Follow the instructions below to get the data and start using it in R.
13.2.1 Load the R packages we’ll neeed
13.2.2 Download the file
The data is contained in a csv file. If you’d like to follow along with this tutorial on your own computer you can download the .csv file we are using by clicking here.
13.2.4 Import the data by typing some R code …
The following code reads the data into R. Alternatively, you can follow the instructions above to click on some buttons to import the data.
# Read in the data into a tibble
#
# Note that the following code uses the readr::read_csv function from the readr
# package which is part of the tidyverse collection of packages.
# This function is similar to the base-R read.csv function.
#
# read_csv returns a tibble, which is the data structure that the
# tidyverse packages use in lieu of dataframes. A tibble is basically
# a dataframe with extra features.
# By contrast, the base-r read.csv function returns a dataframe.

____________

**GIVEN EXERCISE:** In the R data-import tutorial, what data structure does the read_csv function return? You can set the records aside, since nothing here depends on them.

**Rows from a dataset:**
____________

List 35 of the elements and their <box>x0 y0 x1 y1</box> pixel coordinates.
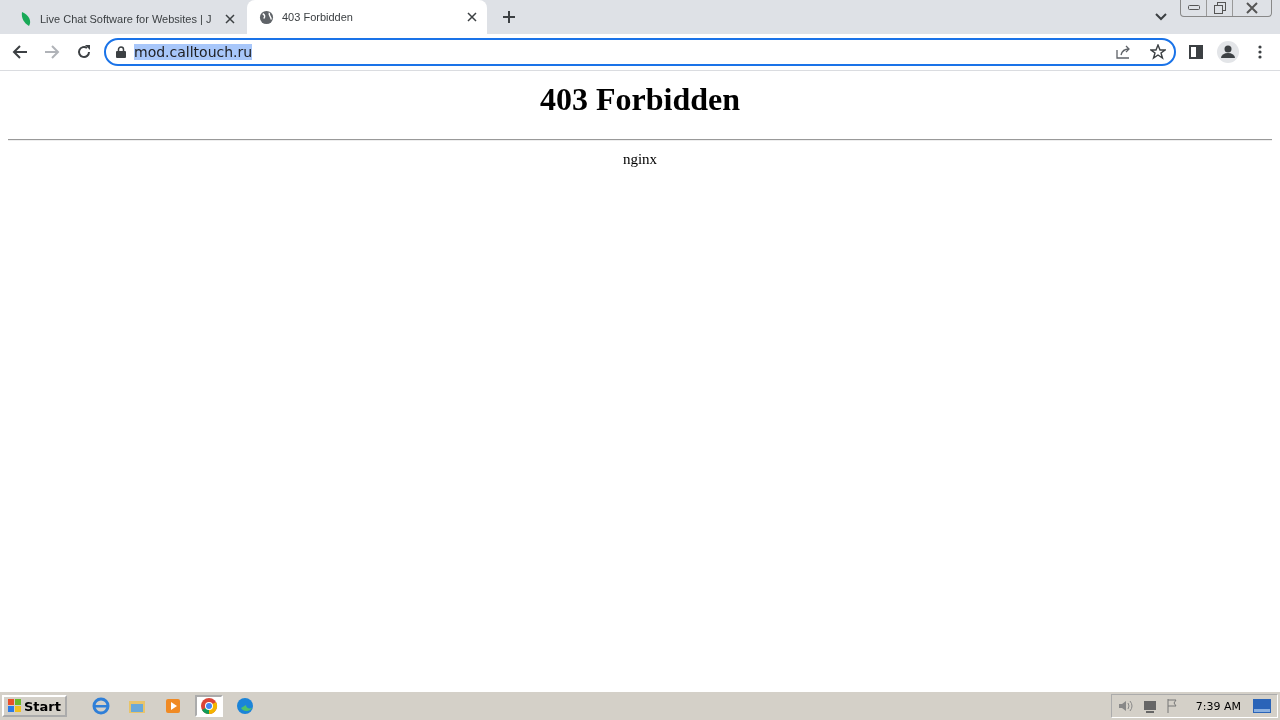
url-text: mod.calltouch.ru <box>134 44 254 60</box>
kebab-menu-icon <box>1258 45 1262 59</box>
browser-e-icon <box>92 697 110 715</box>
share-icon[interactable] <box>1116 45 1132 59</box>
person-icon <box>1217 41 1239 63</box>
chrome-icon <box>200 697 218 715</box>
close-icon[interactable] <box>225 14 235 24</box>
start-button[interactable]: Start <box>2 695 67 717</box>
windows-flag-icon <box>8 699 22 713</box>
server-name: nginx <box>622 151 658 167</box>
lock-icon <box>116 46 126 58</box>
reload-icon <box>76 44 92 60</box>
folder-icon <box>128 698 146 714</box>
globe-icon <box>259 9 274 25</box>
taskbar-app-button[interactable] <box>195 695 223 717</box>
side-panel-icon <box>1189 45 1203 59</box>
plus-icon <box>502 10 516 24</box>
page-heading: 403 Forbidden <box>539 81 741 118</box>
arrow-right-icon <box>44 44 60 60</box>
minimize-icon <box>1187 5 1200 11</box>
chevron-down-icon[interactable] <box>1155 13 1167 21</box>
close-icon[interactable] <box>467 12 477 22</box>
address-bar[interactable]: mod.calltouch.ru <box>104 38 1176 66</box>
media-player-icon <box>165 698 181 714</box>
star-icon[interactable] <box>1150 44 1166 60</box>
network-icon[interactable] <box>1141 698 1158 714</box>
profile-button[interactable] <box>1216 40 1240 64</box>
edge-icon <box>236 697 254 715</box>
browser-tab[interactable]: Live Chat Software for Websites | J <box>8 4 245 34</box>
clock-time: 7:39 AM <box>1195 699 1241 713</box>
browser-tab[interactable]: 403 Forbidden <box>247 0 487 34</box>
close-icon <box>1246 2 1258 14</box>
show-desktop-icon[interactable] <box>1253 699 1271 713</box>
leaf-icon <box>20 11 32 27</box>
arrow-left-icon <box>12 44 28 60</box>
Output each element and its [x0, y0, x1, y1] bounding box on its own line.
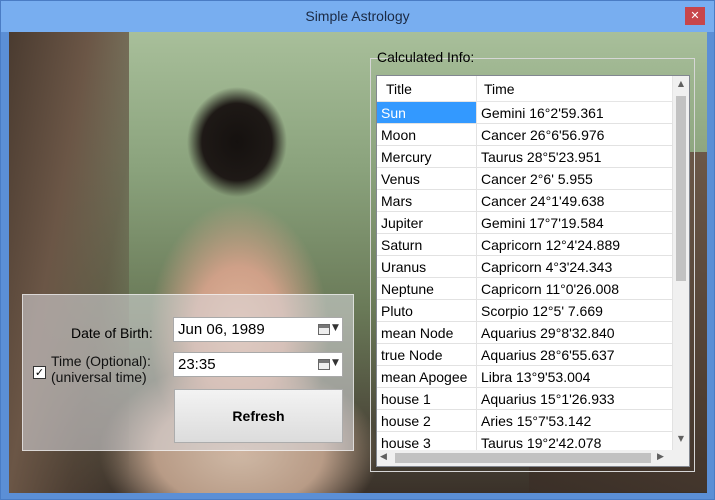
horizontal-scrollbar[interactable]: ◀ ▶	[377, 450, 673, 466]
time-label-line1: Time (Optional):	[51, 353, 151, 369]
table-row[interactable]: Neptune Capricorn 11°0'26.008	[377, 278, 673, 300]
row-time: Capricorn 11°0'26.008	[477, 278, 673, 300]
column-header-time[interactable]: Time	[477, 76, 673, 102]
table-row[interactable]: true Node Aquarius 28°6'55.637	[377, 344, 673, 366]
title-bar[interactable]: Simple Astrology ✕	[1, 1, 714, 32]
table-row[interactable]: Moon Cancer 26°6'56.976	[377, 124, 673, 146]
row-time: Libra 13°9'53.004	[477, 366, 673, 388]
date-of-birth-label: Date of Birth:	[71, 325, 153, 341]
row-title: Saturn	[377, 234, 477, 256]
table-row[interactable]: Jupiter Gemini 17°7'19.584	[377, 212, 673, 234]
vertical-scroll-thumb[interactable]	[676, 96, 686, 281]
row-title: house 2	[377, 410, 477, 432]
table-row[interactable]: mean Apogee Libra 13°9'53.004	[377, 366, 673, 388]
row-title: Pluto	[377, 300, 477, 322]
row-time: Cancer 2°6' 5.955	[477, 168, 673, 190]
table-row[interactable]: house 1 Aquarius 15°1'26.933	[377, 388, 673, 410]
row-title: mean Node	[377, 322, 477, 344]
app-window: Simple Astrology ✕ Date of Birth: Jun 06…	[0, 0, 715, 500]
scroll-left-icon[interactable]: ◀	[380, 452, 387, 462]
row-time: Gemini 17°7'19.584	[477, 212, 673, 234]
row-title: Venus	[377, 168, 477, 190]
row-time: Cancer 24°1'49.638	[477, 190, 673, 212]
vertical-scrollbar[interactable]: ▲ ▼	[673, 76, 689, 450]
row-title: Mercury	[377, 146, 477, 168]
calculated-info-list[interactable]: Title Time Sun Gemini 16°2'59.361 Moon Canc…	[376, 75, 690, 467]
row-time: Aquarius 29°8'32.840	[477, 322, 673, 344]
row-time: Scorpio 12°5' 7.669	[477, 300, 673, 322]
row-time: Aries 15°7'53.142	[477, 410, 673, 432]
table-row[interactable]: Venus Cancer 2°6' 5.955	[377, 168, 673, 190]
birth-input-panel: Date of Birth: Jun 06, 1989 ▼ ✓ Time (Op…	[22, 294, 354, 451]
row-time: Aquarius 28°6'55.637	[477, 344, 673, 366]
date-of-birth-picker[interactable]: Jun 06, 1989 ▼	[173, 317, 343, 342]
table-row[interactable]: house 2 Aries 15°7'53.142	[377, 410, 673, 432]
row-title: Moon	[377, 124, 477, 146]
scrollbar-corner	[673, 450, 689, 466]
chevron-down-icon[interactable]: ▼	[332, 323, 339, 333]
table-row[interactable]: Saturn Capricorn 12°4'24.889	[377, 234, 673, 256]
refresh-button[interactable]: Refresh	[174, 389, 343, 443]
time-optional-checkbox[interactable]: ✓	[33, 366, 46, 379]
row-title: Mars	[377, 190, 477, 212]
row-title: Jupiter	[377, 212, 477, 234]
time-label-line2: (universal time)	[51, 369, 147, 385]
list-body: Sun Gemini 16°2'59.361 Moon Cancer 26°6'56.…	[377, 102, 673, 454]
background-photo: Date of Birth: Jun 06, 1989 ▼ ✓ Time (Op…	[9, 32, 707, 493]
row-time: Gemini 16°2'59.361	[477, 102, 673, 124]
row-time: Capricorn 12°4'24.889	[477, 234, 673, 256]
horizontal-scroll-thumb[interactable]	[395, 453, 651, 463]
list-header: Title Time	[377, 76, 673, 102]
chevron-down-icon[interactable]: ▼	[332, 358, 339, 368]
scroll-right-icon[interactable]: ▶	[657, 452, 664, 462]
row-title: mean Apogee	[377, 366, 477, 388]
row-time: Taurus 28°5'23.951	[477, 146, 673, 168]
row-title: house 1	[377, 388, 477, 410]
time-label: Time (Optional): (universal time)	[51, 353, 151, 385]
table-row[interactable]: mean Node Aquarius 29°8'32.840	[377, 322, 673, 344]
close-icon: ✕	[690, 9, 700, 22]
row-time: Cancer 26°6'56.976	[477, 124, 673, 146]
row-title: Sun	[377, 102, 477, 124]
scroll-down-icon[interactable]: ▼	[673, 434, 689, 448]
check-icon: ✓	[34, 366, 45, 379]
calendar-icon[interactable]	[318, 359, 330, 370]
row-time: Capricorn 4°3'24.343	[477, 256, 673, 278]
date-of-birth-value: Jun 06, 1989	[178, 321, 265, 338]
scroll-up-icon[interactable]: ▲	[673, 79, 689, 93]
time-value: 23:35	[178, 356, 216, 373]
calculated-info-label: Calculated Info:	[377, 49, 475, 65]
row-title: Uranus	[377, 256, 477, 278]
table-row[interactable]: Uranus Capricorn 4°3'24.343	[377, 256, 673, 278]
close-button[interactable]: ✕	[685, 7, 705, 25]
table-row[interactable]: Mercury Taurus 28°5'23.951	[377, 146, 673, 168]
row-title: Neptune	[377, 278, 477, 300]
calendar-icon[interactable]	[318, 324, 330, 335]
table-row[interactable]: Mars Cancer 24°1'49.638	[377, 190, 673, 212]
table-row[interactable]: Pluto Scorpio 12°5' 7.669	[377, 300, 673, 322]
time-picker[interactable]: 23:35 ▼	[173, 352, 343, 377]
window-title: Simple Astrology	[305, 8, 410, 24]
column-header-title[interactable]: Title	[377, 76, 477, 102]
row-time: Aquarius 15°1'26.933	[477, 388, 673, 410]
table-row[interactable]: Sun Gemini 16°2'59.361	[377, 102, 673, 124]
row-title: true Node	[377, 344, 477, 366]
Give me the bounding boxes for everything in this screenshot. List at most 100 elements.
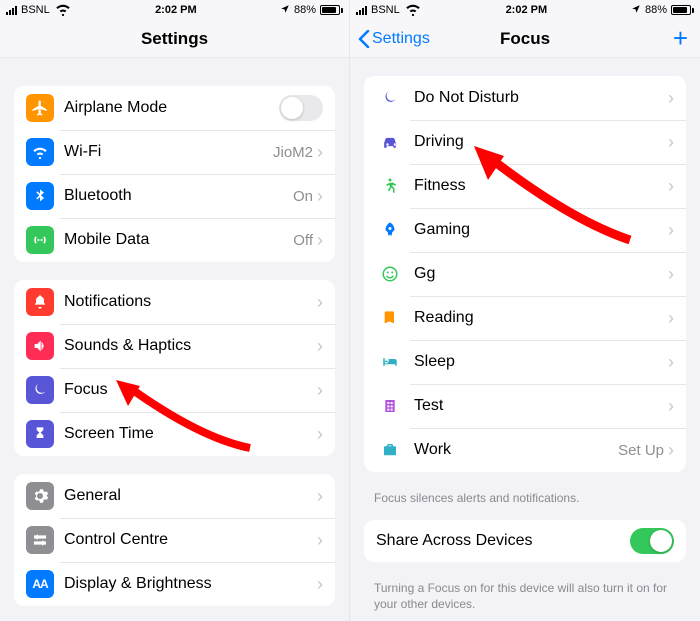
settings-row-airplane-mode[interactable]: Airplane Mode	[14, 86, 335, 130]
row-label: Screen Time	[64, 425, 317, 443]
settings-row-mobile-data[interactable]: Mobile DataOff›	[14, 218, 335, 262]
toggle[interactable]	[279, 95, 323, 121]
settings-group: Airplane ModeWi-FiJioM2›BluetoothOn›Mobi…	[14, 86, 335, 262]
focus-row-do-not-disturb[interactable]: Do Not Disturb›	[364, 76, 686, 120]
clock: 2:02 PM	[155, 4, 197, 16]
chevron-right-icon: ›	[317, 143, 323, 161]
focus-row-driving[interactable]: Driving›	[364, 120, 686, 164]
focus-row-work[interactable]: WorkSet Up›	[364, 428, 686, 472]
chevron-right-icon: ›	[668, 397, 674, 415]
battery-percent: 88%	[645, 4, 667, 16]
row-value: On	[293, 188, 313, 205]
row-label: General	[64, 487, 317, 505]
chevron-right-icon: ›	[668, 177, 674, 195]
chevron-right-icon: ›	[317, 337, 323, 355]
chevron-right-icon: ›	[668, 133, 674, 151]
chevron-right-icon: ›	[668, 309, 674, 327]
row-label: Focus	[64, 381, 317, 399]
focus-row-gg[interactable]: Gg›	[364, 252, 686, 296]
speaker-icon	[26, 332, 54, 360]
face-icon	[376, 260, 404, 288]
settings-group: General›Control Centre›AADisplay & Brigh…	[14, 474, 335, 606]
row-label: Mobile Data	[64, 231, 293, 249]
row-value: Off	[293, 232, 313, 249]
status-bar: BSNL 2:02 PM 88%	[350, 0, 700, 20]
row-label: Gg	[414, 265, 668, 283]
settings-row-bluetooth[interactable]: BluetoothOn›	[14, 174, 335, 218]
chevron-right-icon: ›	[317, 575, 323, 593]
focus-row-test[interactable]: Test›	[364, 384, 686, 428]
row-label: Gaming	[414, 221, 668, 239]
focus-screen: BSNL 2:02 PM 88% Settings Focus + Do Not…	[350, 0, 700, 621]
settings-row-wi-fi[interactable]: Wi-FiJioM2›	[14, 130, 335, 174]
settings-row-sounds-haptics[interactable]: Sounds & Haptics›	[14, 324, 335, 368]
chevron-right-icon: ›	[668, 221, 674, 239]
chevron-right-icon: ›	[317, 487, 323, 505]
focus-row-sleep[interactable]: Sleep›	[364, 340, 686, 384]
row-label: Driving	[414, 133, 668, 151]
row-label: Test	[414, 397, 668, 415]
location-icon	[280, 4, 290, 17]
settings-row-display-brightness[interactable]: AA Display & Brightness›	[14, 562, 335, 606]
settings-row-focus[interactable]: Focus›	[14, 368, 335, 412]
briefcase-icon	[376, 436, 404, 464]
airplane-icon	[26, 94, 54, 122]
focus-row-gaming[interactable]: Gaming›	[364, 208, 686, 252]
car-icon	[376, 128, 404, 156]
row-label: Sleep	[414, 353, 668, 371]
status-bar: BSNL 2:02 PM 88%	[0, 0, 349, 20]
gear-icon	[26, 482, 54, 510]
chevron-right-icon: ›	[317, 293, 323, 311]
book-icon	[376, 304, 404, 332]
building-icon	[376, 392, 404, 420]
footer-note-1: Focus silences alerts and notifications.	[350, 490, 700, 520]
carrier-label: BSNL	[371, 4, 400, 16]
antenna-icon	[26, 226, 54, 254]
chevron-right-icon: ›	[317, 531, 323, 549]
settings-row-screen-time[interactable]: Screen Time›	[14, 412, 335, 456]
row-label: Do Not Disturb	[414, 89, 668, 107]
clock: 2:02 PM	[506, 4, 548, 16]
moon-icon	[26, 376, 54, 404]
settings-row-general[interactable]: General›	[14, 474, 335, 518]
add-button[interactable]: +	[673, 20, 688, 57]
row-value: JioM2	[273, 144, 313, 161]
nav-bar: Settings Focus +	[350, 20, 700, 58]
back-label: Settings	[372, 30, 430, 48]
location-icon	[631, 4, 641, 17]
row-label: Work	[414, 441, 618, 459]
row-label: Fitness	[414, 177, 668, 195]
row-label: Display & Brightness	[64, 575, 317, 593]
signal-icon	[6, 5, 17, 15]
focus-row-reading[interactable]: Reading›	[364, 296, 686, 340]
rocket-icon	[376, 216, 404, 244]
row-label: Bluetooth	[64, 187, 293, 205]
row-label: Notifications	[64, 293, 317, 311]
row-value: Set Up	[618, 442, 664, 459]
row-label: Control Centre	[64, 531, 317, 549]
switches-icon	[26, 526, 54, 554]
settings-row-control-centre[interactable]: Control Centre›	[14, 518, 335, 562]
footer-note-2: Turning a Focus on for this device will …	[350, 580, 700, 621]
settings-screen: BSNL 2:02 PM 88% Settings Airplane ModeW…	[0, 0, 350, 621]
row-label: Wi-Fi	[64, 143, 273, 161]
bed-icon	[376, 348, 404, 376]
battery-icon	[671, 5, 694, 15]
back-button[interactable]: Settings	[358, 20, 430, 57]
share-across-devices-row[interactable]: Share Across Devices	[364, 520, 686, 562]
chevron-right-icon: ›	[668, 353, 674, 371]
runner-icon	[376, 172, 404, 200]
chevron-right-icon: ›	[668, 89, 674, 107]
focus-row-fitness[interactable]: Fitness›	[364, 164, 686, 208]
aa-icon: AA	[26, 570, 54, 598]
chevron-right-icon: ›	[317, 231, 323, 249]
row-label: Reading	[414, 309, 668, 327]
hourglass-icon	[26, 420, 54, 448]
bluetooth-icon	[26, 182, 54, 210]
wifi-icon	[54, 0, 72, 21]
row-label: Sounds & Haptics	[64, 337, 317, 355]
wifi-icon	[26, 138, 54, 166]
share-toggle[interactable]	[630, 528, 674, 554]
settings-row-notifications[interactable]: Notifications›	[14, 280, 335, 324]
chevron-right-icon: ›	[317, 187, 323, 205]
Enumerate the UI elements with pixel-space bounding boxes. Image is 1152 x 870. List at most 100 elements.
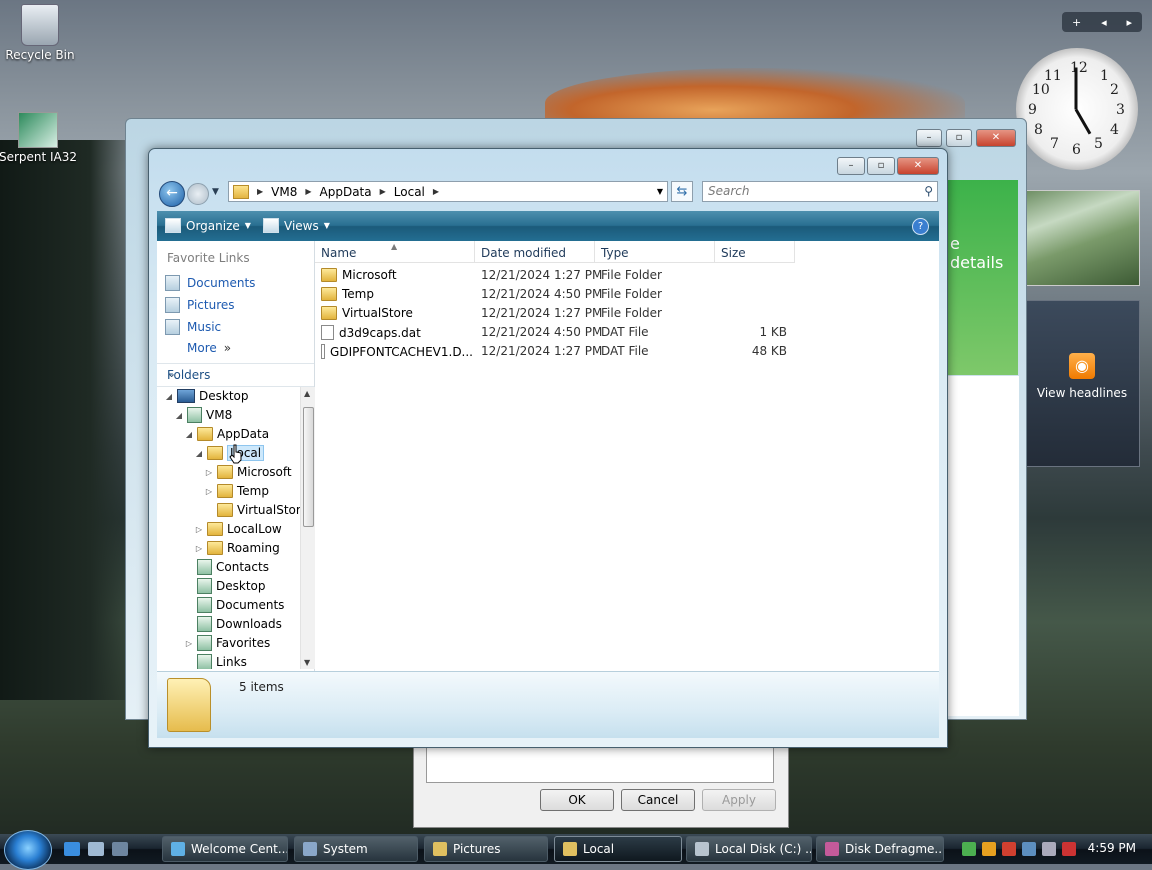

____________

**SOLUTION TO THIS EXERCISE:** A tibble, which is basically a dataframe with extra features.